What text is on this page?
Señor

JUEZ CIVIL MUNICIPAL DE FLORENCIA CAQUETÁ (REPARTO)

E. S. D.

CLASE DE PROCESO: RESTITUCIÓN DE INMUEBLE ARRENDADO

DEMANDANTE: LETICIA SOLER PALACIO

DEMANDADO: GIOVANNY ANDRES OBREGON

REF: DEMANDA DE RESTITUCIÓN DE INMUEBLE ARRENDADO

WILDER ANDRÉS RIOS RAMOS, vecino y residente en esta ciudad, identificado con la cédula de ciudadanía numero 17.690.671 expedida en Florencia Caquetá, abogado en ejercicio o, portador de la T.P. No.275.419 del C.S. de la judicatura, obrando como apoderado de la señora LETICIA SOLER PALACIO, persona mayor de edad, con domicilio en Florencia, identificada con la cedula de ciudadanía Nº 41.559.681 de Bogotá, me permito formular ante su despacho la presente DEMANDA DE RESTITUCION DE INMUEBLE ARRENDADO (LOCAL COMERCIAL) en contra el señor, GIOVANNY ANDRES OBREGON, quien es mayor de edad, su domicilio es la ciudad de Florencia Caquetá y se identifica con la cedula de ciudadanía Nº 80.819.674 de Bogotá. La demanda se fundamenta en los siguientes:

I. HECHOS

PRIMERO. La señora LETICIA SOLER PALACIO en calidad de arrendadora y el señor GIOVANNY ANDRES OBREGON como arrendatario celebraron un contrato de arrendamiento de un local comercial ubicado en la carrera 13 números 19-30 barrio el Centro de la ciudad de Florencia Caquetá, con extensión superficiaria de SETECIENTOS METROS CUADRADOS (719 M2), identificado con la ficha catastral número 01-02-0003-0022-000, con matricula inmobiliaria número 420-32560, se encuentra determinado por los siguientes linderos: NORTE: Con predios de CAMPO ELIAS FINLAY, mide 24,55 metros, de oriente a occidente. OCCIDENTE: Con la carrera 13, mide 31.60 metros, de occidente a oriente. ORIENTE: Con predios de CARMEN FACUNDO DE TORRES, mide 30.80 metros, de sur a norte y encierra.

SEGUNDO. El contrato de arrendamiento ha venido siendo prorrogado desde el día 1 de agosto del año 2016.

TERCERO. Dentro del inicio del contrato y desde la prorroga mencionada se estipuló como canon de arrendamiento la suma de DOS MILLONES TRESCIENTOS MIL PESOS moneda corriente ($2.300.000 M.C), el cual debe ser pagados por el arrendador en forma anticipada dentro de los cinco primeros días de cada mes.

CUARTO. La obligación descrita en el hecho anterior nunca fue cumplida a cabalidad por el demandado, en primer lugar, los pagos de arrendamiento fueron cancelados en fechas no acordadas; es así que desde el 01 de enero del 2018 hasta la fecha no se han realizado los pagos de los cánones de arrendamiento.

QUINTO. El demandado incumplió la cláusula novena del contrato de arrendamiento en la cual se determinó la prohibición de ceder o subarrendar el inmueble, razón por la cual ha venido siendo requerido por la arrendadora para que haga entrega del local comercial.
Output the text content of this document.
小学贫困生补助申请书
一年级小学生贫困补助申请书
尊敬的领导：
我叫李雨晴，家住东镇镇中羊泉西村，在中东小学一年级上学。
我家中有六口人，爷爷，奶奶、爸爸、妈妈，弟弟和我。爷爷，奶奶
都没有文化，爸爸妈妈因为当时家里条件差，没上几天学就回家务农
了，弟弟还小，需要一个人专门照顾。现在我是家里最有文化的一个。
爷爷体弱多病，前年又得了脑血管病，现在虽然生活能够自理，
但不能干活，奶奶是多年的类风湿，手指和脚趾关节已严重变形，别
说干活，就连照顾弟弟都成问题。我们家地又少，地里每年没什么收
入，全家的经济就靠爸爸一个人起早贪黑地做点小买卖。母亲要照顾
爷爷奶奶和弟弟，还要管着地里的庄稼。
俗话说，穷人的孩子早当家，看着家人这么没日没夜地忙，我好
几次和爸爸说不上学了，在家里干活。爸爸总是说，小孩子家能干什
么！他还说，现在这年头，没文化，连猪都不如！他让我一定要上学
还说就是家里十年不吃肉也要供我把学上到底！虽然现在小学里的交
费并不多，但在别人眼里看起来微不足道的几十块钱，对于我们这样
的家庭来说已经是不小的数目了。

WHAT YOU HAVE TO DO — Write the material out again in its entirety, exactly as shown.

FULL ANSWER —
What text is on this page?
Señor

JUEZ CIVIL MUNICIPAL DE FLORENCIA CAQUETÁ (REPARTO)

E. S. D.

CLASE DE PROCESO: RESTITUCIÓN DE INMUEBLE ARRENDADO

DEMANDANTE: LETICIA SOLER PALACIO

DEMANDADO: GIOVANNY ANDRES OBREGON

REF: DEMANDA DE RESTITUCIÓN DE INMUEBLE ARRENDADO

WILDER ANDRÉS RIOS RAMOS, vecino y residente en esta ciudad, identificado con la cédula de ciudadanía numero 17.690.671 expedida en Florencia Caquetá, abogado en ejercicio o, portador de la T.P. No.275.419 del C.S. de la judicatura, obrando como apoderado de la señora LETICIA SOLER PALACIO, persona mayor de edad, con domicilio en Florencia, identificada con la cedula de ciudadanía Nº 41.559.681 de Bogotá, me permito formular ante su despacho la presente DEMANDA DE RESTITUCION DE INMUEBLE ARRENDADO (LOCAL COMERCIAL) en contra el señor, GIOVANNY ANDRES OBREGON, quien es mayor de edad, su domicilio es la ciudad de Florencia Caquetá y se identifica con la cedula de ciudadanía Nº 80.819.674 de Bogotá. La demanda se fundamenta en los siguientes:

I. HECHOS

PRIMERO. La señora LETICIA SOLER PALACIO en calidad de arrendadora y el señor GIOVANNY ANDRES OBREGON como arrendatario celebraron un contrato de arrendamiento de un local comercial ubicado en la carrera 13 números 19-30 barrio el Centro de la ciudad de Florencia Caquetá, con extensión superficiaria de SETECIENTOS METROS CUADRADOS (719 M2), identificado con la ficha catastral número 01-02-0003-0022-000, con matricula inmobiliaria número 420-32560, se encuentra determinado por los siguientes linderos: NORTE: Con predios de CAMPO ELIAS FINLAY, mide 24,55 metros, de oriente a occidente. OCCIDENTE: Con la carrera 13, mide 31.60 metros, de occidente a oriente. ORIENTE: Con predios de CARMEN FACUNDO DE TORRES, mide 30.80 metros, de sur a norte y encierra.

SEGUNDO. El contrato de arrendamiento ha venido siendo prorrogado desde el día 1 de agosto del año 2016.

TERCERO. Dentro del inicio del contrato y desde la prorroga mencionada se estipuló como canon de arrendamiento la suma de DOS MILLONES TRESCIENTOS MIL PESOS moneda corriente ($2.300.000 M.C), el cual debe ser pagados por el arrendador en forma anticipada dentro de los cinco primeros días de cada mes.

CUARTO. La obligación descrita en el hecho anterior nunca fue cumplida a cabalidad por el demandado, en primer lugar, los pagos de arrendamiento fueron cancelados en fechas no acordadas; es así que desde el 01 de enero del 2018 hasta la fecha no se han realizado los pagos de los cánones de arrendamiento.

QUINTO. El demandado incumplió la cláusula novena del contrato de arrendamiento en la cual se determinó la prohibición de ceder o subarrendar el inmueble, razón por la cual ha venido siendo requerido por la arrendadora para que haga entrega del local comercial.
Output the text content of this document.
小学贫困生补助申请书
一年级小学生贫困补助申请书
尊敬的领导：
我叫李雨晴，家住东镇镇中羊泉西村，在中东小学一年级上学。
我家中有六口人，爷爷，奶奶、爸爸、妈妈，弟弟和我。爷爷，奶奶
都没有文化，爸爸妈妈因为当时家里条件差，没上几天学就回家务农
了，弟弟还小，需要一个人专门照顾。现在我是家里最有文化的一个。
爷爷体弱多病，前年又得了脑血管病，现在虽然生活能够自理，
但不能干活，奶奶是多年的类风湿，手指和脚趾关节已严重变形，别
说干活，就连照顾弟弟都成问题。我们家地又少，地里每年没什么收
入，全家的经济就靠爸爸一个人起早贪黑地做点小买卖。母亲要照顾
爷爷奶奶和弟弟，还要管着地里的庄稼。
俗话说，穷人的孩子早当家，看着家人这么没日没夜地忙，我好
几次和爸爸说不上学了，在家里干活。爸爸总是说，小孩子家能干什
么！他还说，现在这年头，没文化，连猪都不如！他让我一定要上学
还说就是家里十年不吃肉也要供我把学上到底！虽然现在小学里的交
费并不多，但在别人眼里看起来微不足道的几十块钱，对于我们这样
的家庭来说已经是不小的数目了。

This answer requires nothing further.